YOUR INSTRUCTIONS: Write every line of the material out exactly as shown.

--------------------------------

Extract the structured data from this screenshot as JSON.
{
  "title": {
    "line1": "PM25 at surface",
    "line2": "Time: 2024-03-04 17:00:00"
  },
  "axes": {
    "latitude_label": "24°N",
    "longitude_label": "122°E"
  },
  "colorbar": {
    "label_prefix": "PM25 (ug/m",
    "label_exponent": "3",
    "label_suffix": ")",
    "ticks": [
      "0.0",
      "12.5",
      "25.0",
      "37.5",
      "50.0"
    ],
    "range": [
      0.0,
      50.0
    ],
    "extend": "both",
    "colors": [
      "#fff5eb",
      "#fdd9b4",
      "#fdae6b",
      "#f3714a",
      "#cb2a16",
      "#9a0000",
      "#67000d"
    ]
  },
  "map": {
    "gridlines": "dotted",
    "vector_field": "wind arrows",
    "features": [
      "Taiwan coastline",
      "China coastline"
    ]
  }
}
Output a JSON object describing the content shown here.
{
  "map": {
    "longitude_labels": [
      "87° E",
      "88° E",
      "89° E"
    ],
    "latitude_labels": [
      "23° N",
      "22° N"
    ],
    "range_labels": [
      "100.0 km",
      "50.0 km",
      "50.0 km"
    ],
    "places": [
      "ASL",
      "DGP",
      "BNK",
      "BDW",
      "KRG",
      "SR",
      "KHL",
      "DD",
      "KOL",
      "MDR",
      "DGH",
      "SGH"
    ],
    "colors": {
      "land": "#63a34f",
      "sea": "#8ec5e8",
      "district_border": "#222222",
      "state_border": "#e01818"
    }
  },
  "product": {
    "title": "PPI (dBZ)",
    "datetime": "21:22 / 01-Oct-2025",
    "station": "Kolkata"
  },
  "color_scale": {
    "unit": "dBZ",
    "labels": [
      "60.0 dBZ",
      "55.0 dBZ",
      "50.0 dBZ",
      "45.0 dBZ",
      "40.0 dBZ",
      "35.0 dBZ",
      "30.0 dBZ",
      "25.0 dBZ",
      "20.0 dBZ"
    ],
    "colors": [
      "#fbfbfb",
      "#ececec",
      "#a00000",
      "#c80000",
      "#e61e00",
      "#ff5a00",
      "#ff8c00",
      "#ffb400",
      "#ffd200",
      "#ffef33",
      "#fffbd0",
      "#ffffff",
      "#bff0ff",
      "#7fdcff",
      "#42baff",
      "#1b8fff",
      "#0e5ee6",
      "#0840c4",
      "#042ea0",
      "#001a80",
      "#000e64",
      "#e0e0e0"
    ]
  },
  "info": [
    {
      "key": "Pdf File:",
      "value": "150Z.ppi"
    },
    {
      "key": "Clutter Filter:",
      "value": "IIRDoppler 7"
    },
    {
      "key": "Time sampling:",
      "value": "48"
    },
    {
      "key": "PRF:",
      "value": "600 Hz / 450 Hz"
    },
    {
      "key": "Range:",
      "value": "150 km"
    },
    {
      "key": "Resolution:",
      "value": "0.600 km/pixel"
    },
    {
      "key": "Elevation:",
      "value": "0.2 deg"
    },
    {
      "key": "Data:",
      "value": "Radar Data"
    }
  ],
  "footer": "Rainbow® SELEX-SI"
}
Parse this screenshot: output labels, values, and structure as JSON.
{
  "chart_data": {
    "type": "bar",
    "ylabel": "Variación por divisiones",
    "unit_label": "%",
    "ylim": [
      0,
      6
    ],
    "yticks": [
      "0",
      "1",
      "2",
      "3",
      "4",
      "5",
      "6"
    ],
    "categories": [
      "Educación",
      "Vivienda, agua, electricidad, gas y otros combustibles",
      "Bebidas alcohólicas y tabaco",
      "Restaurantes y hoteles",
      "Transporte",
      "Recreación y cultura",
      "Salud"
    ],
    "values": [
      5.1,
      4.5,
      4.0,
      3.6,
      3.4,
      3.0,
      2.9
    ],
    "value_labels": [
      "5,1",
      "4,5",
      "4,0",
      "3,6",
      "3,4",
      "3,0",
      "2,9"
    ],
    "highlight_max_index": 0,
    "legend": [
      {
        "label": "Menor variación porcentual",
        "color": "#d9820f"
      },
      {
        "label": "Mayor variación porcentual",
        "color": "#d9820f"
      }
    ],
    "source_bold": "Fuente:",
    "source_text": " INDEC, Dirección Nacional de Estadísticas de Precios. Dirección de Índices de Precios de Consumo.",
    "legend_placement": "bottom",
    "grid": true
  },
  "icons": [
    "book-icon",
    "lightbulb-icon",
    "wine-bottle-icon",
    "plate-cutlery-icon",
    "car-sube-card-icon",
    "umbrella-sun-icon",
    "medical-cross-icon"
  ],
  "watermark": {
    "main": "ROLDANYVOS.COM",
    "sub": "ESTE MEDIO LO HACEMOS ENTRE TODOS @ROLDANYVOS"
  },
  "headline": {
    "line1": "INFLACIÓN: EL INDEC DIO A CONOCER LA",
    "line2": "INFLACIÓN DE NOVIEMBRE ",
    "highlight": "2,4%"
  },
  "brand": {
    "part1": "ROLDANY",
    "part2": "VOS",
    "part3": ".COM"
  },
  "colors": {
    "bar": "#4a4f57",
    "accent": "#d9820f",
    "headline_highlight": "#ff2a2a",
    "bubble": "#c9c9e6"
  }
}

--------------------------------

ANSWER BELOW:
Extract the structured data from this screenshot as JSON.
{
  "title": {
    "line1": "PM25 at surface",
    "line2": "Time: 2024-03-04 17:00:00"
  },
  "axes": {
    "latitude_label": "24°N",
    "longitude_label": "122°E"
  },
  "colorbar": {
    "label_prefix": "PM25 (ug/m",
    "label_exponent": "3",
    "label_suffix": ")",
    "ticks": [
      "0.0",
      "12.5",
      "25.0",
      "37.5",
      "50.0"
    ],
    "range": [
      0.0,
      50.0
    ],
    "extend": "both",
    "colors": [
      "#fff5eb",
      "#fdd9b4",
      "#fdae6b",
      "#f3714a",
      "#cb2a16",
      "#9a0000",
      "#67000d"
    ]
  },
  "map": {
    "gridlines": "dotted",
    "vector_field": "wind arrows",
    "features": [
      "Taiwan coastline",
      "China coastline"
    ]
  }
}
Output a JSON object describing the content shown here.
{
  "map": {
    "longitude_labels": [
      "87° E",
      "88° E",
      "89° E"
    ],
    "latitude_labels": [
      "23° N",
      "22° N"
    ],
    "range_labels": [
      "100.0 km",
      "50.0 km",
      "50.0 km"
    ],
    "places": [
      "ASL",
      "DGP",
      "BNK",
      "BDW",
      "KRG",
      "SR",
      "KHL",
      "DD",
      "KOL",
      "MDR",
      "DGH",
      "SGH"
    ],
    "colors": {
      "land": "#63a34f",
      "sea": "#8ec5e8",
      "district_border": "#222222",
      "state_border": "#e01818"
    }
  },
  "product": {
    "title": "PPI (dBZ)",
    "datetime": "21:22 / 01-Oct-2025",
    "station": "Kolkata"
  },
  "color_scale": {
    "unit": "dBZ",
    "labels": [
      "60.0 dBZ",
      "55.0 dBZ",
      "50.0 dBZ",
      "45.0 dBZ",
      "40.0 dBZ",
      "35.0 dBZ",
      "30.0 dBZ",
      "25.0 dBZ",
      "20.0 dBZ"
    ],
    "colors": [
      "#fbfbfb",
      "#ececec",
      "#a00000",
      "#c80000",
      "#e61e00",
      "#ff5a00",
      "#ff8c00",
      "#ffb400",
      "#ffd200",
      "#ffef33",
      "#fffbd0",
      "#ffffff",
      "#bff0ff",
      "#7fdcff",
      "#42baff",
      "#1b8fff",
      "#0e5ee6",
      "#0840c4",
      "#042ea0",
      "#001a80",
      "#000e64",
      "#e0e0e0"
    ]
  },
  "info": [
    {
      "key": "Pdf File:",
      "value": "150Z.ppi"
    },
    {
      "key": "Clutter Filter:",
      "value": "IIRDoppler 7"
    },
    {
      "key": "Time sampling:",
      "value": "48"
    },
    {
      "key": "PRF:",
      "value": "600 Hz / 450 Hz"
    },
    {
      "key": "Range:",
      "value": "150 km"
    },
    {
      "key": "Resolution:",
      "value": "0.600 km/pixel"
    },
    {
      "key": "Elevation:",
      "value": "0.2 deg"
    },
    {
      "key": "Data:",
      "value": "Radar Data"
    }
  ],
  "footer": "Rainbow® SELEX-SI"
}
Parse this screenshot: output labels, values, and structure as JSON.
{
  "chart_data": {
    "type": "bar",
    "ylabel": "Variación por divisiones",
    "unit_label": "%",
    "ylim": [
      0,
      6
    ],
    "yticks": [
      "0",
      "1",
      "2",
      "3",
      "4",
      "5",
      "6"
    ],
    "categories": [
      "Educación",
      "Vivienda, agua, electricidad, gas y otros combustibles",
      "Bebidas alcohólicas y tabaco",
      "Restaurantes y hoteles",
      "Transporte",
      "Recreación y cultura",
      "Salud"
    ],
    "values": [
      5.1,
      4.5,
      4.0,
      3.6,
      3.4,
      3.0,
      2.9
    ],
    "value_labels": [
      "5,1",
      "4,5",
      "4,0",
      "3,6",
      "3,4",
      "3,0",
      "2,9"
    ],
    "highlight_max_index": 0,
    "legend": [
      {
        "label": "Menor variación porcentual",
        "color": "#d9820f"
      },
      {
        "label": "Mayor variación porcentual",
        "color": "#d9820f"
      }
    ],
    "source_bold": "Fuente:",
    "source_text": " INDEC, Dirección Nacional de Estadísticas de Precios. Dirección de Índices de Precios de Consumo.",
    "legend_placement": "bottom",
    "grid": true
  },
  "icons": [
    "book-icon",
    "lightbulb-icon",
    "wine-bottle-icon",
    "plate-cutlery-icon",
    "car-sube-card-icon",
    "umbrella-sun-icon",
    "medical-cross-icon"
  ],
  "watermark": {
    "main": "ROLDANYVOS.COM",
    "sub": "ESTE MEDIO LO HACEMOS ENTRE TODOS @ROLDANYVOS"
  },
  "headline": {
    "line1": "INFLACIÓN: EL INDEC DIO A CONOCER LA",
    "line2": "INFLACIÓN DE NOVIEMBRE ",
    "highlight": "2,4%"
  },
  "brand": {
    "part1": "ROLDANY",
    "part2": "VOS",
    "part3": ".COM"
  },
  "colors": {
    "bar": "#4a4f57",
    "accent": "#d9820f",
    "headline_highlight": "#ff2a2a",
    "bubble": "#c9c9e6"
  }
}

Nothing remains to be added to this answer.